- [Exercise description] Print the listing below in its entirety, character for character.

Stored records
## Begin

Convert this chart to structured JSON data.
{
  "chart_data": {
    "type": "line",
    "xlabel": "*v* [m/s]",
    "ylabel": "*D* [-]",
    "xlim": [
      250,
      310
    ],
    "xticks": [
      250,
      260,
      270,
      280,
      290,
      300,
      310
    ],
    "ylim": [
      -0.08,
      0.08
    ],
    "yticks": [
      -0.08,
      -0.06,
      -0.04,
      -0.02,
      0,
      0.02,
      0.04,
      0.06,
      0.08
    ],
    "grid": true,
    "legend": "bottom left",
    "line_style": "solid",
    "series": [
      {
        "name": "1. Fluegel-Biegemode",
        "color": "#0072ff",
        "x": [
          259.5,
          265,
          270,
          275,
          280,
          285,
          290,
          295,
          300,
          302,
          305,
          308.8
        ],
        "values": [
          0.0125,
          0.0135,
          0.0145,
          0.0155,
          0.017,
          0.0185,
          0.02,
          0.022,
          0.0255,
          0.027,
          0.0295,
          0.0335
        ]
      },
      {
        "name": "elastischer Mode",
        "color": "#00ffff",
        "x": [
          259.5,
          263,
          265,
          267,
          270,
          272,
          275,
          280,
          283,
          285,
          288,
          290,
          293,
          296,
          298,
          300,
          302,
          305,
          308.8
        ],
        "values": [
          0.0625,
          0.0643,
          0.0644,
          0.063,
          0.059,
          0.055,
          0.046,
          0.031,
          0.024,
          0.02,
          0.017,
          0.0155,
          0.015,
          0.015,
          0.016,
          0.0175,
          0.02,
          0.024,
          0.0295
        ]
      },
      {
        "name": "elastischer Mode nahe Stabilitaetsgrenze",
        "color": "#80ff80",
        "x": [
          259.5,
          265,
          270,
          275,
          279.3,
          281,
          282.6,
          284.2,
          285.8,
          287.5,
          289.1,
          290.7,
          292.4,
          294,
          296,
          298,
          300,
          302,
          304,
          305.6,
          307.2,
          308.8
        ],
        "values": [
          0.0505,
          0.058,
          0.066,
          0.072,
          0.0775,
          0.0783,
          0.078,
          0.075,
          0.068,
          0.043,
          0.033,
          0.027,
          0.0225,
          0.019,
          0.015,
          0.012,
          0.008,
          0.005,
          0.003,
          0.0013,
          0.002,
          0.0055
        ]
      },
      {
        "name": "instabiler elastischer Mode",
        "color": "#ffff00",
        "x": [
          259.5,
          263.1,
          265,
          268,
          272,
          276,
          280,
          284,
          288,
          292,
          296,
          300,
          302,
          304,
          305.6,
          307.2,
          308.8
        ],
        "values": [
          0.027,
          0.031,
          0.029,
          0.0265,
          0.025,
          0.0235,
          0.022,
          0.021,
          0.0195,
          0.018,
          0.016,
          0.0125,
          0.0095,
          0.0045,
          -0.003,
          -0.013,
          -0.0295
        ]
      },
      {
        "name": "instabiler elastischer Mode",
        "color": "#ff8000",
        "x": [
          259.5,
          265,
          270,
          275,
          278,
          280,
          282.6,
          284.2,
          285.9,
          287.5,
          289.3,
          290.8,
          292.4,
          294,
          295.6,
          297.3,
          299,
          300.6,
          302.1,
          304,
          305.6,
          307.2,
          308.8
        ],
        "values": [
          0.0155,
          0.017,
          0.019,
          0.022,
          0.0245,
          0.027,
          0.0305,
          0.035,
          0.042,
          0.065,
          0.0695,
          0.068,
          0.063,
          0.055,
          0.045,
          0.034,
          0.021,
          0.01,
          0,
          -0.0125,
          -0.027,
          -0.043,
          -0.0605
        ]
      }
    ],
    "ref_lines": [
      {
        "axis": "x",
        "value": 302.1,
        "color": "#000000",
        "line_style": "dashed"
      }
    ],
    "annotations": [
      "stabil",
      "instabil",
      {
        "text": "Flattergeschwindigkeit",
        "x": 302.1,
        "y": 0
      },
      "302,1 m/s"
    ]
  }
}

## End

- [Output for this task]
Convert this chart to structured JSON data.
{
  "chart_data": {
    "type": "line",
    "xlabel": "*v* [m/s]",
    "ylabel": "*D* [-]",
    "xlim": [
      250,
      310
    ],
    "xticks": [
      250,
      260,
      270,
      280,
      290,
      300,
      310
    ],
    "ylim": [
      -0.08,
      0.08
    ],
    "yticks": [
      -0.08,
      -0.06,
      -0.04,
      -0.02,
      0,
      0.02,
      0.04,
      0.06,
      0.08
    ],
    "grid": true,
    "legend": "bottom left",
    "line_style": "solid",
    "series": [
      {
        "name": "1. Fluegel-Biegemode",
        "color": "#0072ff",
        "x": [
          259.5,
          265,
          270,
          275,
          280,
          285,
          290,
          295,
          300,
          302,
          305,
          308.8
        ],
        "values": [
          0.0125,
          0.0135,
          0.0145,
          0.0155,
          0.017,
          0.0185,
          0.02,
          0.022,
          0.0255,
          0.027,
          0.0295,
          0.0335
        ]
      },
      {
        "name": "elastischer Mode",
        "color": "#00ffff",
        "x": [
          259.5,
          263,
          265,
          267,
          270,
          272,
          275,
          280,
          283,
          285,
          288,
          290,
          293,
          296,
          298,
          300,
          302,
          305,
          308.8
        ],
        "values": [
          0.0625,
          0.0643,
          0.0644,
          0.063,
          0.059,
          0.055,
          0.046,
          0.031,
          0.024,
          0.02,
          0.017,
          0.0155,
          0.015,
          0.015,
          0.016,
          0.0175,
          0.02,
          0.024,
          0.0295
        ]
      },
      {
        "name": "elastischer Mode nahe Stabilitaetsgrenze",
        "color": "#80ff80",
        "x": [
          259.5,
          265,
          270,
          275,
          279.3,
          281,
          282.6,
          284.2,
          285.8,
          287.5,
          289.1,
          290.7,
          292.4,
          294,
          296,
          298,
          300,
          302,
          304,
          305.6,
          307.2,
          308.8
        ],
        "values": [
          0.0505,
          0.058,
          0.066,
          0.072,
          0.0775,
          0.0783,
          0.078,
          0.075,
          0.068,
          0.043,
          0.033,
          0.027,
          0.0225,
          0.019,
          0.015,
          0.012,
          0.008,
          0.005,
          0.003,
          0.0013,
          0.002,
          0.0055
        ]
      },
      {
        "name": "instabiler elastischer Mode",
        "color": "#ffff00",
        "x": [
          259.5,
          263.1,
          265,
          268,
          272,
          276,
          280,
          284,
          288,
          292,
          296,
          300,
          302,
          304,
          305.6,
          307.2,
          308.8
        ],
        "values": [
          0.027,
          0.031,
          0.029,
          0.0265,
          0.025,
          0.0235,
          0.022,
          0.021,
          0.0195,
          0.018,
          0.016,
          0.0125,
          0.0095,
          0.0045,
          -0.003,
          -0.013,
          -0.0295
        ]
      },
      {
        "name": "instabiler elastischer Mode",
        "color": "#ff8000",
        "x": [
          259.5,
          265,
          270,
          275,
          278,
          280,
          282.6,
          284.2,
          285.9,
          287.5,
          289.3,
          290.8,
          292.4,
          294,
          295.6,
          297.3,
          299,
          300.6,
          302.1,
          304,
          305.6,
          307.2,
          308.8
        ],
        "values": [
          0.0155,
          0.017,
          0.019,
          0.022,
          0.0245,
          0.027,
          0.0305,
          0.035,
          0.042,
          0.065,
          0.0695,
          0.068,
          0.063,
          0.055,
          0.045,
          0.034,
          0.021,
          0.01,
          0,
          -0.0125,
          -0.027,
          -0.043,
          -0.0605
        ]
      }
    ],
    "ref_lines": [
      {
        "axis": "x",
        "value": 302.1,
        "color": "#000000",
        "line_style": "dashed"
      }
    ],
    "annotations": [
      "stabil",
      "instabil",
      {
        "text": "Flattergeschwindigkeit",
        "x": 302.1,
        "y": 0
      },
      "302,1 m/s"
    ]
  }
}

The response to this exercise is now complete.